● **Working data**
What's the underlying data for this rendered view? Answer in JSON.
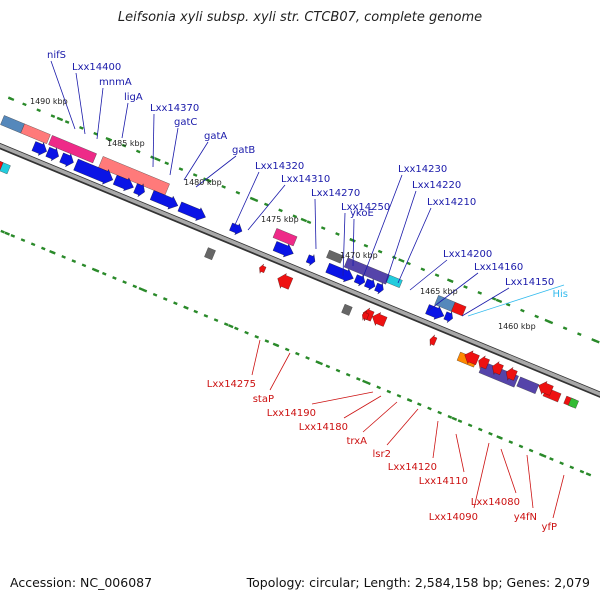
{
  "title": "Leifsonia xyli subsp. xyli str. CTCB07, complete genome",
  "footer": {
    "accession": "Accession: NC_006087",
    "summary": "Topology: circular; Length: 2,584,158 bp; Genes: 2,079"
  },
  "colors": {
    "backbone": "#8a8a8a",
    "forward_gene": "#0a14e6",
    "reverse_gene": "#ee1111",
    "forward_label": "#1a1aaa",
    "reverse_label": "#cc1111",
    "other_label": "#33bbee",
    "tick_dot": "#2a8a2a",
    "magenta": "#ee2a88",
    "pink": "#ff7a7a",
    "cyan": "#22ccdd",
    "steel": "#5588bb",
    "purple": "#5544aa",
    "orange": "#ff8800",
    "green": "#33bb33",
    "gray": "#666666"
  },
  "kbp_ticks": [
    "1490 kbp",
    "1485 kbp",
    "1480 kbp",
    "1475 kbp",
    "1470 kbp",
    "1465 kbp",
    "1460 kbp"
  ],
  "forward_labels": [
    "nifS",
    "Lxx14400",
    "mnmA",
    "ligA",
    "Lxx14370",
    "gatC",
    "gatA",
    "gatB",
    "Lxx14320",
    "Lxx14310",
    "Lxx14270",
    "ykoE",
    "Lxx14250",
    "Lxx14230",
    "Lxx14220",
    "Lxx14210",
    "Lxx14200",
    "Lxx14160",
    "Lxx14150"
  ],
  "other_labels": [
    "His"
  ],
  "reverse_labels": [
    "Lxx14275",
    "staP",
    "Lxx14190",
    "Lxx14180",
    "trxA",
    "lsr2",
    "Lxx14120",
    "Lxx14110",
    "Lxx14090",
    "Lxx14080",
    "y4fN",
    "yfP"
  ]
}
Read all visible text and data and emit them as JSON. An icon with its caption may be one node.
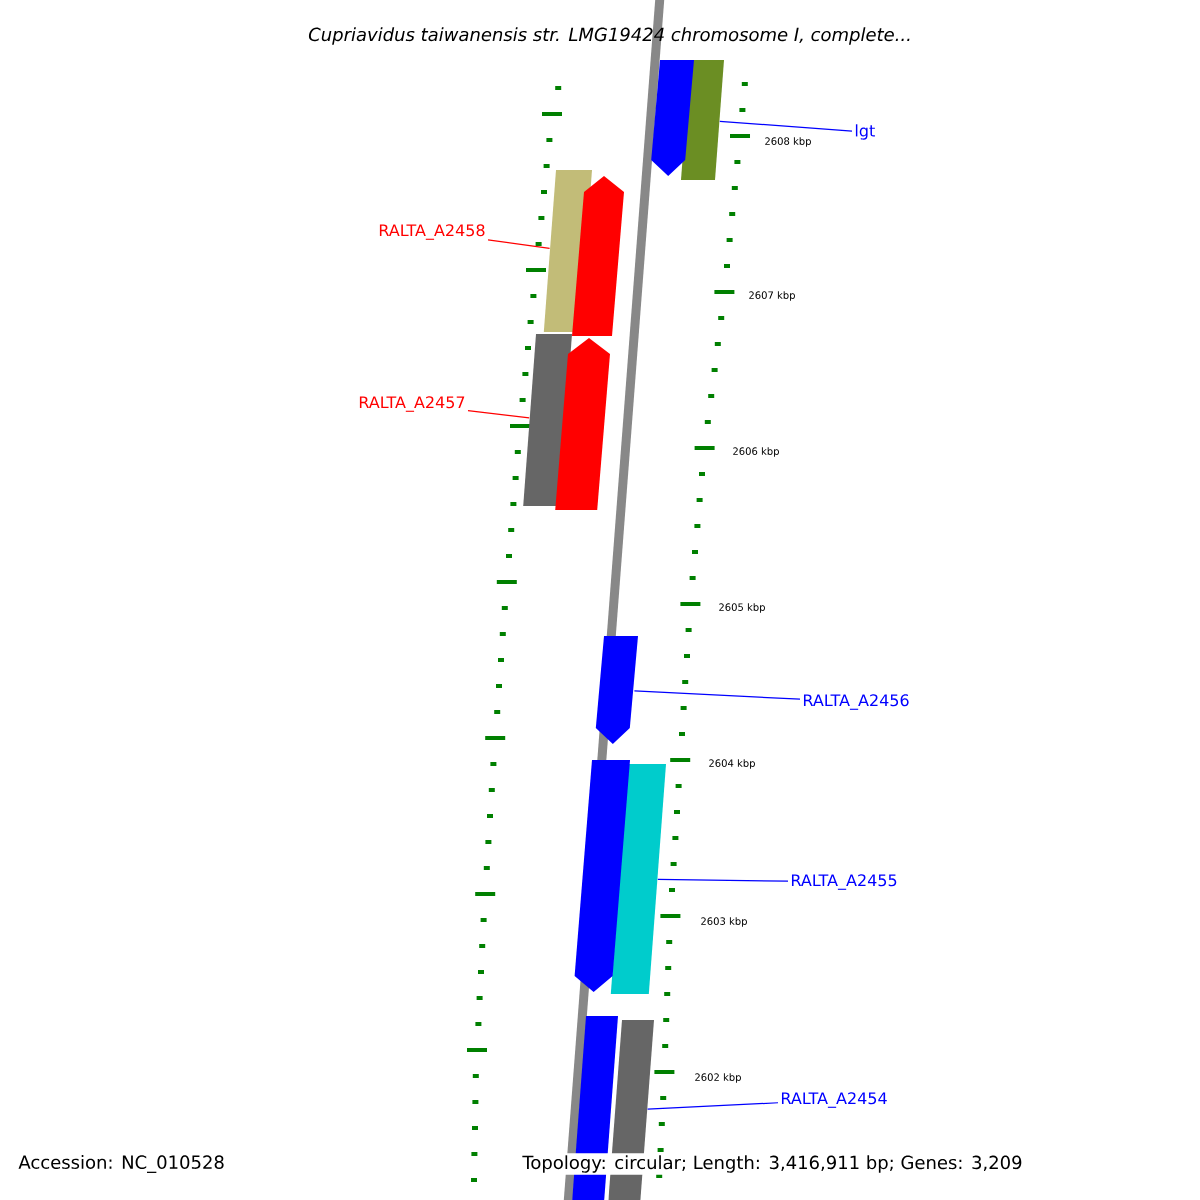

● **Task goal**
An exact transcription of the data above is needed, without the pictures.

● **Answer to the problem**
What's the underlying data for this rendered view? Answer in JSON.
{
  "title": "Leifsonia xyli subsp. xyli str. CTCB07, complete genome",
  "footer": {
    "accession": "Accession: NC_006087",
    "summary": "Topology: circular; Length: 2,584,158 bp; Genes: 2,079"
  },
  "colors": {
    "backbone": "#8a8a8a",
    "forward_gene": "#0a14e6",
    "reverse_gene": "#ee1111",
    "forward_label": "#1a1aaa",
    "reverse_label": "#cc1111",
    "other_label": "#33bbee",
    "tick_dot": "#2a8a2a",
    "magenta": "#ee2a88",
    "pink": "#ff7a7a",
    "cyan": "#22ccdd",
    "steel": "#5588bb",
    "purple": "#5544aa",
    "orange": "#ff8800",
    "green": "#33bb33",
    "gray": "#666666"
  },
  "kbp_ticks": [
    "1490 kbp",
    "1485 kbp",
    "1480 kbp",
    "1475 kbp",
    "1470 kbp",
    "1465 kbp",
    "1460 kbp"
  ],
  "forward_labels": [
    "nifS",
    "Lxx14400",
    "mnmA",
    "ligA",
    "Lxx14370",
    "gatC",
    "gatA",
    "gatB",
    "Lxx14320",
    "Lxx14310",
    "Lxx14270",
    "ykoE",
    "Lxx14250",
    "Lxx14230",
    "Lxx14220",
    "Lxx14210",
    "Lxx14200",
    "Lxx14160",
    "Lxx14150"
  ],
  "other_labels": [
    "His"
  ],
  "reverse_labels": [
    "Lxx14275",
    "staP",
    "Lxx14190",
    "Lxx14180",
    "trxA",
    "lsr2",
    "Lxx14120",
    "Lxx14110",
    "Lxx14090",
    "Lxx14080",
    "y4fN",
    "yfP"
  ]
}
Read all visible text and data and emit them as JSON. An icon with its caption may be one node.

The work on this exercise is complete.